[Data excerpts]:
************
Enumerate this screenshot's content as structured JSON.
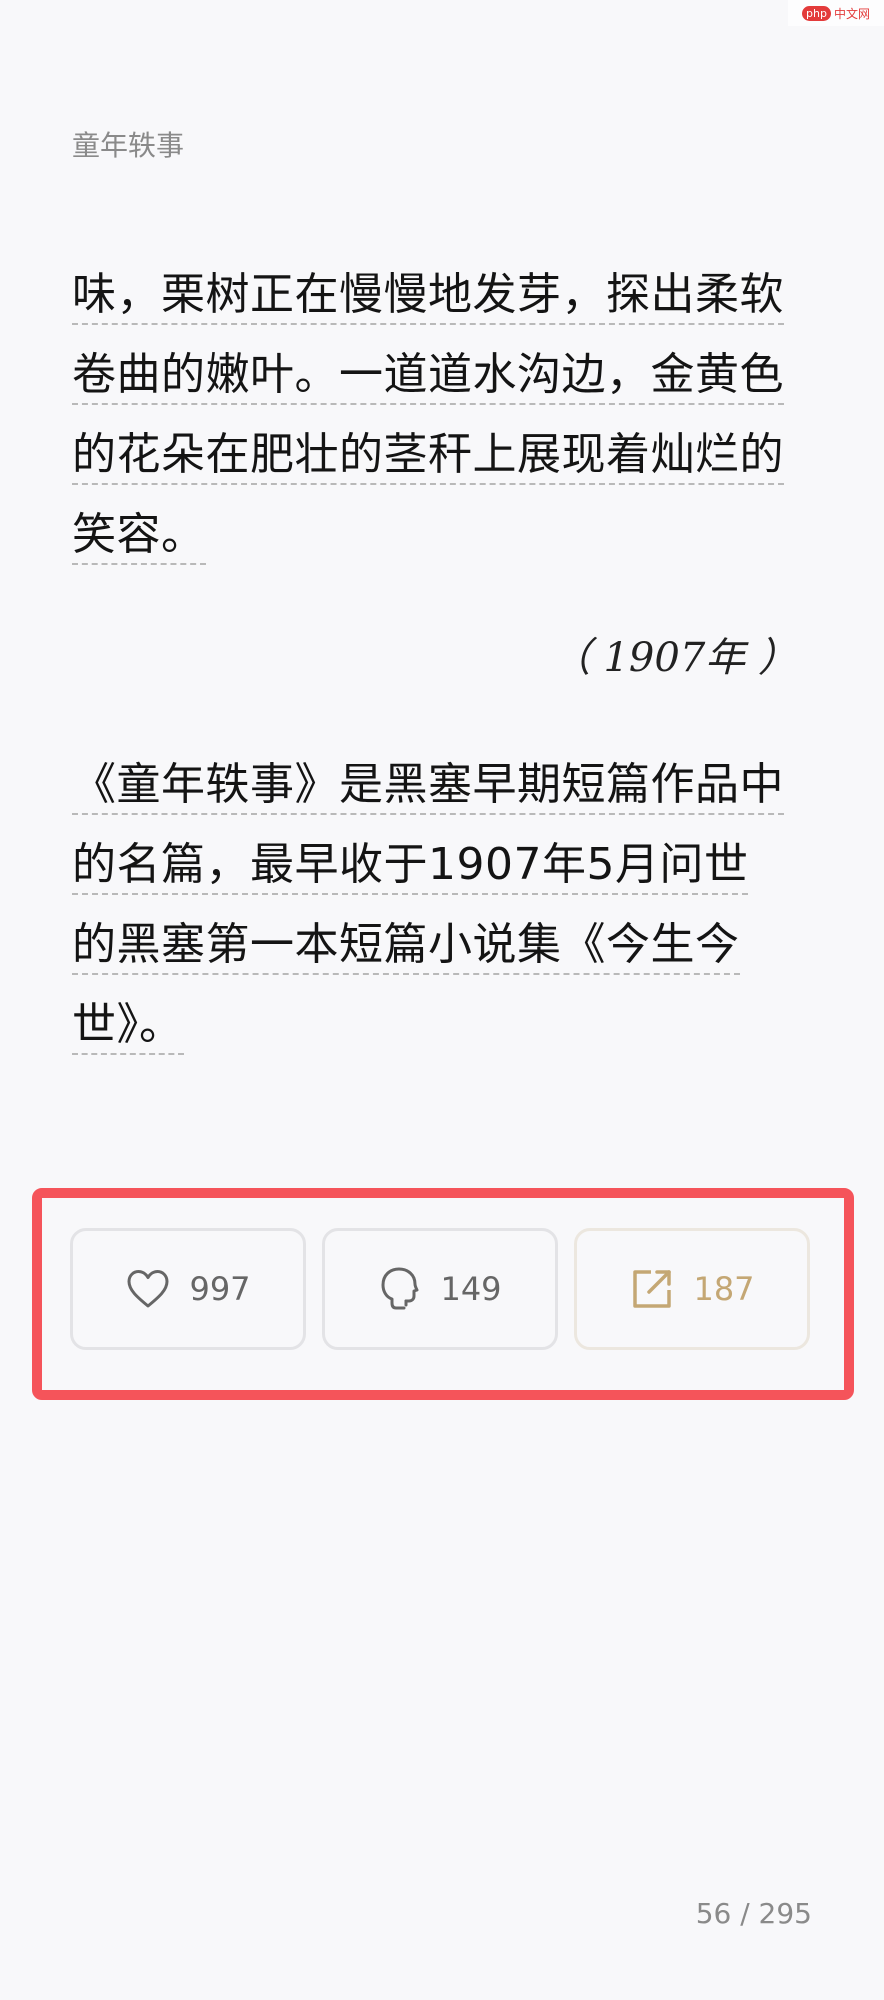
{
  "watermark": {
    "logo": "php",
    "text": "中文网"
  },
  "header": {
    "book_title": "童年轶事"
  },
  "content": {
    "paragraph1": [
      "味，栗树正在慢慢地发芽，探出柔软",
      "卷曲的嫩叶。一道道水沟边，金黄色",
      "的花朵在肥壮的茎秆上展现着灿烂的",
      "笑容。"
    ],
    "date_line": "（ 1907年 ）",
    "paragraph2": [
      "《童年轶事》是黑塞早期短篇作品中",
      "的名篇，最早收于1907年5月问世",
      "的黑塞第一本短篇小说集《今生今",
      "世》。"
    ]
  },
  "actions": {
    "like_count": "997",
    "comment_count": "149",
    "share_count": "187",
    "like_icon": "heart-icon",
    "comment_icon": "head-speech-icon",
    "share_icon": "share-external-icon",
    "highlight_color": "#f5545a",
    "share_color": "#c4a774"
  },
  "footer": {
    "page_indicator": "56 / 295"
  }
}
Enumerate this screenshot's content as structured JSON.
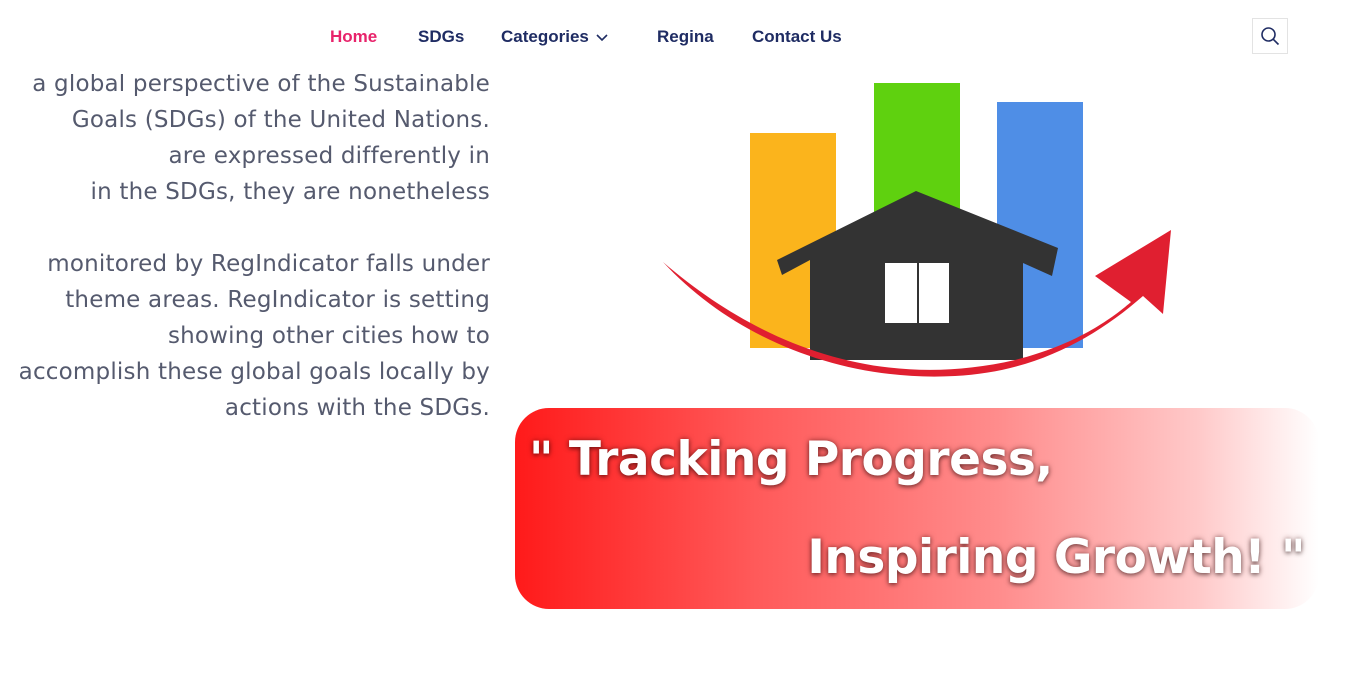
{
  "nav": {
    "items": [
      {
        "label": "Home",
        "active": true
      },
      {
        "label": "SDGs"
      },
      {
        "label": "Categories",
        "has_dropdown": true
      },
      {
        "label": "Regina"
      },
      {
        "label": "Contact Us"
      }
    ],
    "active_color": "#e8236b",
    "color": "#1f2c63",
    "search_icon": "search-icon"
  },
  "content": {
    "lines": [
      "a global perspective of the Sustainable",
      "Goals (SDGs) of the United Nations.",
      "are expressed differently in",
      "in the SDGs, they are nonetheless",
      "",
      "monitored by RegIndicator falls under",
      "theme areas. RegIndicator is setting",
      "showing other cities how to",
      "accomplish these global goals locally by",
      "actions with the SDGs."
    ]
  },
  "logo": {
    "bar_colors": [
      "#fbb41c",
      "#5fd10f",
      "#4f8ee6"
    ],
    "house_color": "#333333",
    "arrow_color": "#e01f30"
  },
  "banner": {
    "line1": "\" Tracking Progress,",
    "line2": "Inspiring Growth! \""
  }
}
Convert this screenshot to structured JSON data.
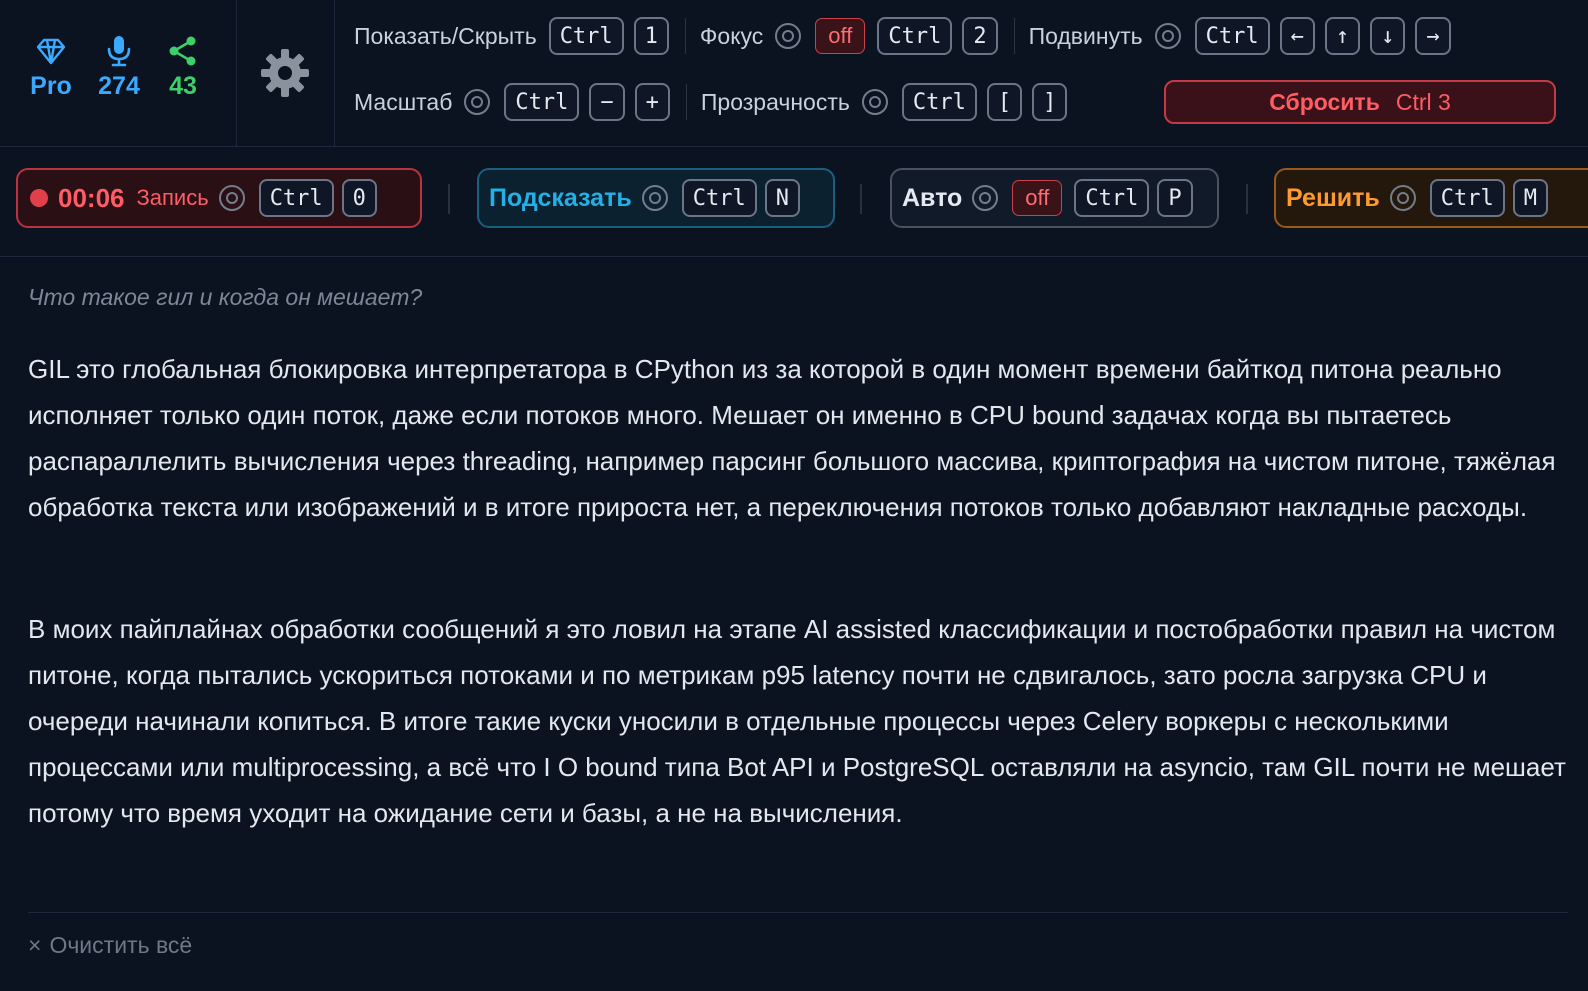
{
  "stats": {
    "plan": {
      "label": "Pro",
      "icon": "diamond-icon",
      "color": "#3aa9ff"
    },
    "mic": {
      "value": "274",
      "icon": "microphone-icon",
      "color": "#3aa9ff"
    },
    "share": {
      "value": "43",
      "icon": "share-icon",
      "color": "#3ccf6a"
    }
  },
  "settings": {
    "icon": "gear-icon"
  },
  "row1": {
    "show_hide": {
      "label": "Показать/Скрыть",
      "keys": [
        "Ctrl",
        "1"
      ]
    },
    "focus": {
      "label": "Фокус",
      "state": "off",
      "keys": [
        "Ctrl",
        "2"
      ]
    },
    "move": {
      "label": "Подвинуть",
      "keys": [
        "Ctrl",
        "←",
        "↑",
        "↓",
        "→"
      ]
    }
  },
  "row2": {
    "scale": {
      "label": "Масштаб",
      "keys": [
        "Ctrl",
        "−",
        "+"
      ]
    },
    "opacity": {
      "label": "Прозрачность",
      "keys": [
        "Ctrl",
        "[",
        "]"
      ]
    },
    "reset": {
      "label": "Сбросить",
      "shortcut": "Ctrl 3"
    }
  },
  "actions": {
    "record": {
      "time": "00:06",
      "label": "Запись",
      "keys": [
        "Ctrl",
        "0"
      ]
    },
    "hint": {
      "label": "Подсказать",
      "keys": [
        "Ctrl",
        "N"
      ]
    },
    "auto": {
      "label": "Авто",
      "state": "off",
      "keys": [
        "Ctrl",
        "P"
      ]
    },
    "solve": {
      "label": "Решить",
      "keys": [
        "Ctrl",
        "M"
      ]
    }
  },
  "content": {
    "question": "Что такое гил и когда он мешает?",
    "paragraph1": "GIL это глобальная блокировка интерпретатора в CPython из за которой в один момент времени байткод питона реально исполняет только один поток, даже если потоков много. Мешает он именно в CPU bound задачах когда вы пытаетесь распараллелить вычисления через threading, например парсинг большого массива, криптография на чистом питоне, тяжёлая обработка текста или изображений и в итоге прироста нет, а переключения потоков только добавляют накладные расходы.",
    "paragraph2": "В моих пайплайнах обработки сообщений я это ловил на этапе AI assisted классификации и постобработки правил на чистом питоне, когда пытались ускориться потоками и по метрикам p95 latency почти не сдвигалось, зато росла загрузка CPU и очереди начинали копиться. В итоге такие куски уносили в отдельные процессы через Celery воркеры с несколькими процессами или multiprocessing, а всё что I O bound типа Bot API и PostgreSQL оставляли на asyncio, там GIL почти не мешает потому что время уходит на ожидание сети и базы, а не на вычисления."
  },
  "footer": {
    "clear_label": "Очистить всё",
    "clear_icon": "×"
  }
}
************
[REQUEST]: Reproduce every record above exactly, but leave out the pictures.

[ANSWER TO THIS PROBLEM]:
Enumerate this screenshot's content as structured JSON.
{
  "watermark": {
    "logo": "php",
    "text": "中文网"
  },
  "header": {
    "book_title": "童年轶事"
  },
  "content": {
    "paragraph1": [
      "味，栗树正在慢慢地发芽，探出柔软",
      "卷曲的嫩叶。一道道水沟边，金黄色",
      "的花朵在肥壮的茎秆上展现着灿烂的",
      "笑容。"
    ],
    "date_line": "（ 1907年 ）",
    "paragraph2": [
      "《童年轶事》是黑塞早期短篇作品中",
      "的名篇，最早收于1907年5月问世",
      "的黑塞第一本短篇小说集《今生今",
      "世》。"
    ]
  },
  "actions": {
    "like_count": "997",
    "comment_count": "149",
    "share_count": "187",
    "like_icon": "heart-icon",
    "comment_icon": "head-speech-icon",
    "share_icon": "share-external-icon",
    "highlight_color": "#f5545a",
    "share_color": "#c4a774"
  },
  "footer": {
    "page_indicator": "56 / 295"
  }
}
Enumerate this screenshot's content as structured JSON.
{
  "nav": {
    "items": [
      {
        "label": "Home",
        "active": true
      },
      {
        "label": "SDGs"
      },
      {
        "label": "Categories",
        "has_dropdown": true
      },
      {
        "label": "Regina"
      },
      {
        "label": "Contact Us"
      }
    ],
    "active_color": "#e8236b",
    "color": "#1f2c63",
    "search_icon": "search-icon"
  },
  "content": {
    "lines": [
      "a global perspective of the Sustainable",
      "Goals (SDGs) of the United Nations.",
      "are expressed differently in",
      "in the SDGs, they are nonetheless",
      "",
      "monitored by RegIndicator falls under",
      "theme areas. RegIndicator is setting",
      "showing other cities how to",
      "accomplish these global goals locally by",
      "actions with the SDGs."
    ]
  },
  "logo": {
    "bar_colors": [
      "#fbb41c",
      "#5fd10f",
      "#4f8ee6"
    ],
    "house_color": "#333333",
    "arrow_color": "#e01f30"
  },
  "banner": {
    "line1": "\" Tracking Progress,",
    "line2": "Inspiring Growth! \""
  }
}
Convert this screenshot to structured JSON data.
{
  "stats": {
    "plan": {
      "label": "Pro",
      "icon": "diamond-icon",
      "color": "#3aa9ff"
    },
    "mic": {
      "value": "274",
      "icon": "microphone-icon",
      "color": "#3aa9ff"
    },
    "share": {
      "value": "43",
      "icon": "share-icon",
      "color": "#3ccf6a"
    }
  },
  "settings": {
    "icon": "gear-icon"
  },
  "row1": {
    "show_hide": {
      "label": "Показать/Скрыть",
      "keys": [
        "Ctrl",
        "1"
      ]
    },
    "focus": {
      "label": "Фокус",
      "state": "off",
      "keys": [
        "Ctrl",
        "2"
      ]
    },
    "move": {
      "label": "Подвинуть",
      "keys": [
        "Ctrl",
        "←",
        "↑",
        "↓",
        "→"
      ]
    }
  },
  "row2": {
    "scale": {
      "label": "Масштаб",
      "keys": [
        "Ctrl",
        "−",
        "+"
      ]
    },
    "opacity": {
      "label": "Прозрачность",
      "keys": [
        "Ctrl",
        "[",
        "]"
      ]
    },
    "reset": {
      "label": "Сбросить",
      "shortcut": "Ctrl 3"
    }
  },
  "actions": {
    "record": {
      "time": "00:06",
      "label": "Запись",
      "keys": [
        "Ctrl",
        "0"
      ]
    },
    "hint": {
      "label": "Подсказать",
      "keys": [
        "Ctrl",
        "N"
      ]
    },
    "auto": {
      "label": "Авто",
      "state": "off",
      "keys": [
        "Ctrl",
        "P"
      ]
    },
    "solve": {
      "label": "Решить",
      "keys": [
        "Ctrl",
        "M"
      ]
    }
  },
  "content": {
    "question": "Что такое гил и когда он мешает?",
    "paragraph1": "GIL это глобальная блокировка интерпретатора в CPython из за которой в один момент времени байткод питона реально исполняет только один поток, даже если потоков много. Мешает он именно в CPU bound задачах когда вы пытаетесь распараллелить вычисления через threading, например парсинг большого массива, криптография на чистом питоне, тяжёлая обработка текста или изображений и в итоге прироста нет, а переключения потоков только добавляют накладные расходы.",
    "paragraph2": "В моих пайплайнах обработки сообщений я это ловил на этапе AI assisted классификации и постобработки правил на чистом питоне, когда пытались ускориться потоками и по метрикам p95 latency почти не сдвигалось, зато росла загрузка CPU и очереди начинали копиться. В итоге такие куски уносили в отдельные процессы через Celery воркеры с несколькими процессами или multiprocessing, а всё что I O bound типа Bot API и PostgreSQL оставляли на asyncio, там GIL почти не мешает потому что время уходит на ожидание сети и базы, а не на вычисления."
  },
  "footer": {
    "clear_label": "Очистить всё",
    "clear_icon": "×"
  }
}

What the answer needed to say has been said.